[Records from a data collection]
[start]

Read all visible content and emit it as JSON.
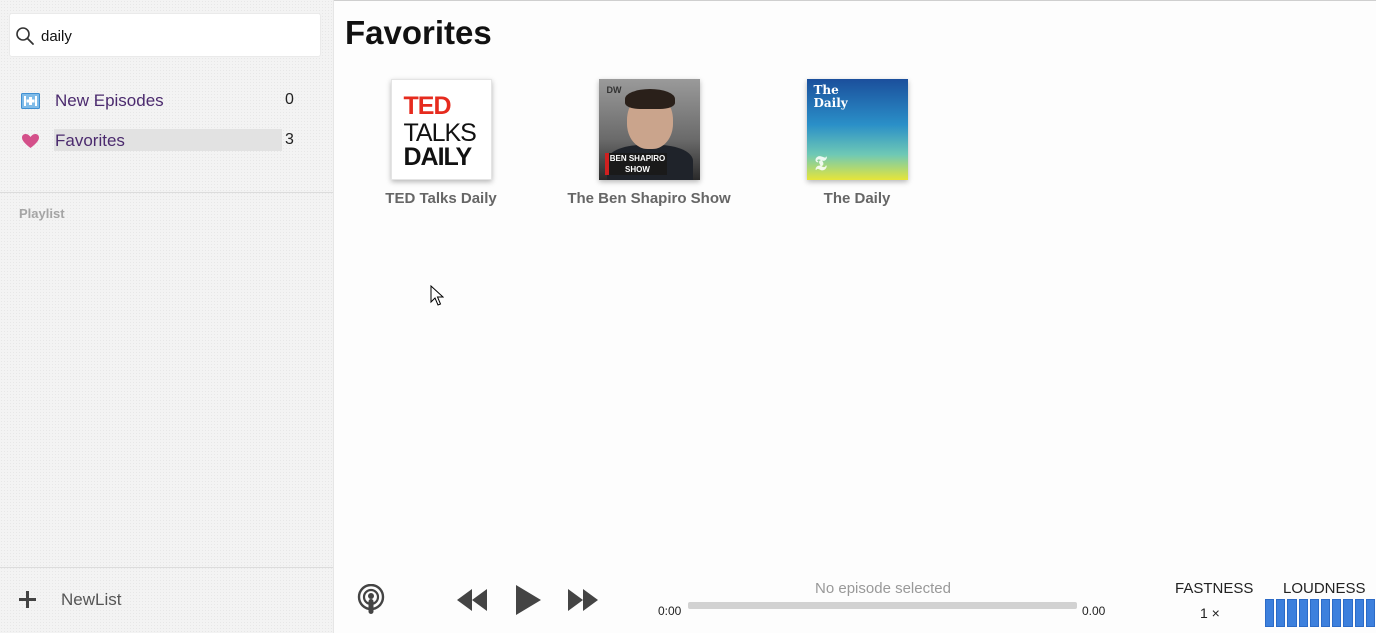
{
  "search": {
    "value": "daily"
  },
  "nav": {
    "new_episodes": {
      "label": "New Episodes",
      "count": "0"
    },
    "favorites": {
      "label": "Favorites",
      "count": "3"
    }
  },
  "playlist_section": {
    "title": "Playlist"
  },
  "newlist": {
    "label": "NewList"
  },
  "main": {
    "title": "Favorites",
    "podcasts": [
      {
        "title": "TED Talks Daily",
        "cover_lines": [
          "TED",
          "TALKS",
          "DAILY"
        ]
      },
      {
        "title": "The Ben Shapiro Show",
        "cover_text": "DW",
        "cover_badge": "BEN SHAPIRO SHOW"
      },
      {
        "title": "The Daily",
        "cover_lines": [
          "The",
          "Daily"
        ]
      }
    ]
  },
  "player": {
    "now_playing": "No episode selected",
    "time_current": "0:00",
    "time_total": "0.00",
    "progress": 0,
    "fastness_label": "FASTNESS",
    "speed_value": "1 ×",
    "loudness_label": "LOUDNESS",
    "volume_level": 1.0,
    "icons": [
      "podcast-icon",
      "rewind-icon",
      "play-icon",
      "fast-forward-icon"
    ]
  },
  "colors": {
    "accent_purple": "#4b2a6e",
    "heart_pink": "#d4508a",
    "volume_blue": "#3d80dd",
    "ted_red": "#e62b1e"
  }
}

[end]

WHAT TO DO:
Copy out every line of the material above exactly, skipping the pictures.

FINAL RESULT:
Read all visible content and emit it as JSON.
{
  "search": {
    "value": "daily"
  },
  "nav": {
    "new_episodes": {
      "label": "New Episodes",
      "count": "0"
    },
    "favorites": {
      "label": "Favorites",
      "count": "3"
    }
  },
  "playlist_section": {
    "title": "Playlist"
  },
  "newlist": {
    "label": "NewList"
  },
  "main": {
    "title": "Favorites",
    "podcasts": [
      {
        "title": "TED Talks Daily",
        "cover_lines": [
          "TED",
          "TALKS",
          "DAILY"
        ]
      },
      {
        "title": "The Ben Shapiro Show",
        "cover_text": "DW",
        "cover_badge": "BEN SHAPIRO SHOW"
      },
      {
        "title": "The Daily",
        "cover_lines": [
          "The",
          "Daily"
        ]
      }
    ]
  },
  "player": {
    "now_playing": "No episode selected",
    "time_current": "0:00",
    "time_total": "0.00",
    "progress": 0,
    "fastness_label": "FASTNESS",
    "speed_value": "1 ×",
    "loudness_label": "LOUDNESS",
    "volume_level": 1.0,
    "icons": [
      "podcast-icon",
      "rewind-icon",
      "play-icon",
      "fast-forward-icon"
    ]
  },
  "colors": {
    "accent_purple": "#4b2a6e",
    "heart_pink": "#d4508a",
    "volume_blue": "#3d80dd",
    "ted_red": "#e62b1e"
  }
}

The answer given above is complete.